_Given exercise_
Print each line exactly as it is given.

_Available records_

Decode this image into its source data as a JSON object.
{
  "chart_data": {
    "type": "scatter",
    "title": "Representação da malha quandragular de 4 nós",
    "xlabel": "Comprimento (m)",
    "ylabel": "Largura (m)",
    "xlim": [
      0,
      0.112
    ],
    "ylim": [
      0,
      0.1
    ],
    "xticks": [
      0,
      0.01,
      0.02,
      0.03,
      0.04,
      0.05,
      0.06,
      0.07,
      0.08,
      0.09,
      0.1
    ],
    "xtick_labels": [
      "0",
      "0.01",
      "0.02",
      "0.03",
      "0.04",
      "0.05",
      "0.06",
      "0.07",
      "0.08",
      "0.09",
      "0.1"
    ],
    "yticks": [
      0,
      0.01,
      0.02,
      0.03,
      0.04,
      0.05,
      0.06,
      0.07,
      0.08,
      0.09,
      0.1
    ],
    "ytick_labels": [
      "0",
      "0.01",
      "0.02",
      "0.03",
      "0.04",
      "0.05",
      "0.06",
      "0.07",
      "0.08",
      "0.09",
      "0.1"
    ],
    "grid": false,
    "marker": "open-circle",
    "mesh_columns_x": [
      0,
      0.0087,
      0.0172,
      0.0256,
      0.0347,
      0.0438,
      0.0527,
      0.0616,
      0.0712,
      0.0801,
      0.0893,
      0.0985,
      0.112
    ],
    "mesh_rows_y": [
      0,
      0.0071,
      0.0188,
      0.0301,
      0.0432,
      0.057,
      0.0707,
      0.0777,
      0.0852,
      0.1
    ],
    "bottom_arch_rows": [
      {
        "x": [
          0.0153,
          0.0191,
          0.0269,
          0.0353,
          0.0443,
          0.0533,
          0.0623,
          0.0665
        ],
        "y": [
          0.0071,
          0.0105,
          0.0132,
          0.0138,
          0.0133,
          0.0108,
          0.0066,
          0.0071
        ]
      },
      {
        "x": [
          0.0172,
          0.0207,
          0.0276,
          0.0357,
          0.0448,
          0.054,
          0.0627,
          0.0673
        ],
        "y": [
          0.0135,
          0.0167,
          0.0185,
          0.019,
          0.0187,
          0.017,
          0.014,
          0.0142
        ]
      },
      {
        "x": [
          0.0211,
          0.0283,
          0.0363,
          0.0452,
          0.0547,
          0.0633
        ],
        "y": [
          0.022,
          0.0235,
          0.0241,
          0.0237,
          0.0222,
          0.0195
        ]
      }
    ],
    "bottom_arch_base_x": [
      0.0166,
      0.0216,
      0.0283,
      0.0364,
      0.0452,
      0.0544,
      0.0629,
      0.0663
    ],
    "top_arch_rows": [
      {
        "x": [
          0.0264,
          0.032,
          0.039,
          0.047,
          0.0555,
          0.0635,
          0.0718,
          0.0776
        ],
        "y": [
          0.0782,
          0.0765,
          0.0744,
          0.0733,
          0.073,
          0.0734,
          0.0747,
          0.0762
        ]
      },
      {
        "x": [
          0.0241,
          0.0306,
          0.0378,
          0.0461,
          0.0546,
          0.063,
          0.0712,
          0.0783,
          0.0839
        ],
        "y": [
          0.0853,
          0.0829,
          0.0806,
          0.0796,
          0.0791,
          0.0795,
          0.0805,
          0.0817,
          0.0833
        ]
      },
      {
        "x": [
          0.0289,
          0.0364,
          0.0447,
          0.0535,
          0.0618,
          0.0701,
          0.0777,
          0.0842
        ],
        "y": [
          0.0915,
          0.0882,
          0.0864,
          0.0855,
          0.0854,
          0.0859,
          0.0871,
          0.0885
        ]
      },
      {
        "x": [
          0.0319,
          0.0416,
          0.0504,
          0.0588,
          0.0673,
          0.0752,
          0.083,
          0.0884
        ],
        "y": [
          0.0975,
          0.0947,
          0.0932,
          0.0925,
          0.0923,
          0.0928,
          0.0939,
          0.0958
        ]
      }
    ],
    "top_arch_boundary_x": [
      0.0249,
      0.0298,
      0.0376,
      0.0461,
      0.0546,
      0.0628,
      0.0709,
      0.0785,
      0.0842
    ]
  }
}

_Complete output_
Decode this image into its source data as a JSON object.
{
  "chart_data": {
    "type": "scatter",
    "title": "Representação da malha quandragular de 4 nós",
    "xlabel": "Comprimento (m)",
    "ylabel": "Largura (m)",
    "xlim": [
      0,
      0.112
    ],
    "ylim": [
      0,
      0.1
    ],
    "xticks": [
      0,
      0.01,
      0.02,
      0.03,
      0.04,
      0.05,
      0.06,
      0.07,
      0.08,
      0.09,
      0.1
    ],
    "xtick_labels": [
      "0",
      "0.01",
      "0.02",
      "0.03",
      "0.04",
      "0.05",
      "0.06",
      "0.07",
      "0.08",
      "0.09",
      "0.1"
    ],
    "yticks": [
      0,
      0.01,
      0.02,
      0.03,
      0.04,
      0.05,
      0.06,
      0.07,
      0.08,
      0.09,
      0.1
    ],
    "ytick_labels": [
      "0",
      "0.01",
      "0.02",
      "0.03",
      "0.04",
      "0.05",
      "0.06",
      "0.07",
      "0.08",
      "0.09",
      "0.1"
    ],
    "grid": false,
    "marker": "open-circle",
    "mesh_columns_x": [
      0,
      0.0087,
      0.0172,
      0.0256,
      0.0347,
      0.0438,
      0.0527,
      0.0616,
      0.0712,
      0.0801,
      0.0893,
      0.0985,
      0.112
    ],
    "mesh_rows_y": [
      0,
      0.0071,
      0.0188,
      0.0301,
      0.0432,
      0.057,
      0.0707,
      0.0777,
      0.0852,
      0.1
    ],
    "bottom_arch_rows": [
      {
        "x": [
          0.0153,
          0.0191,
          0.0269,
          0.0353,
          0.0443,
          0.0533,
          0.0623,
          0.0665
        ],
        "y": [
          0.0071,
          0.0105,
          0.0132,
          0.0138,
          0.0133,
          0.0108,
          0.0066,
          0.0071
        ]
      },
      {
        "x": [
          0.0172,
          0.0207,
          0.0276,
          0.0357,
          0.0448,
          0.054,
          0.0627,
          0.0673
        ],
        "y": [
          0.0135,
          0.0167,
          0.0185,
          0.019,
          0.0187,
          0.017,
          0.014,
          0.0142
        ]
      },
      {
        "x": [
          0.0211,
          0.0283,
          0.0363,
          0.0452,
          0.0547,
          0.0633
        ],
        "y": [
          0.022,
          0.0235,
          0.0241,
          0.0237,
          0.0222,
          0.0195
        ]
      }
    ],
    "bottom_arch_base_x": [
      0.0166,
      0.0216,
      0.0283,
      0.0364,
      0.0452,
      0.0544,
      0.0629,
      0.0663
    ],
    "top_arch_rows": [
      {
        "x": [
          0.0264,
          0.032,
          0.039,
          0.047,
          0.0555,
          0.0635,
          0.0718,
          0.0776
        ],
        "y": [
          0.0782,
          0.0765,
          0.0744,
          0.0733,
          0.073,
          0.0734,
          0.0747,
          0.0762
        ]
      },
      {
        "x": [
          0.0241,
          0.0306,
          0.0378,
          0.0461,
          0.0546,
          0.063,
          0.0712,
          0.0783,
          0.0839
        ],
        "y": [
          0.0853,
          0.0829,
          0.0806,
          0.0796,
          0.0791,
          0.0795,
          0.0805,
          0.0817,
          0.0833
        ]
      },
      {
        "x": [
          0.0289,
          0.0364,
          0.0447,
          0.0535,
          0.0618,
          0.0701,
          0.0777,
          0.0842
        ],
        "y": [
          0.0915,
          0.0882,
          0.0864,
          0.0855,
          0.0854,
          0.0859,
          0.0871,
          0.0885
        ]
      },
      {
        "x": [
          0.0319,
          0.0416,
          0.0504,
          0.0588,
          0.0673,
          0.0752,
          0.083,
          0.0884
        ],
        "y": [
          0.0975,
          0.0947,
          0.0932,
          0.0925,
          0.0923,
          0.0928,
          0.0939,
          0.0958
        ]
      }
    ],
    "top_arch_boundary_x": [
      0.0249,
      0.0298,
      0.0376,
      0.0461,
      0.0546,
      0.0628,
      0.0709,
      0.0785,
      0.0842
    ]
  }
}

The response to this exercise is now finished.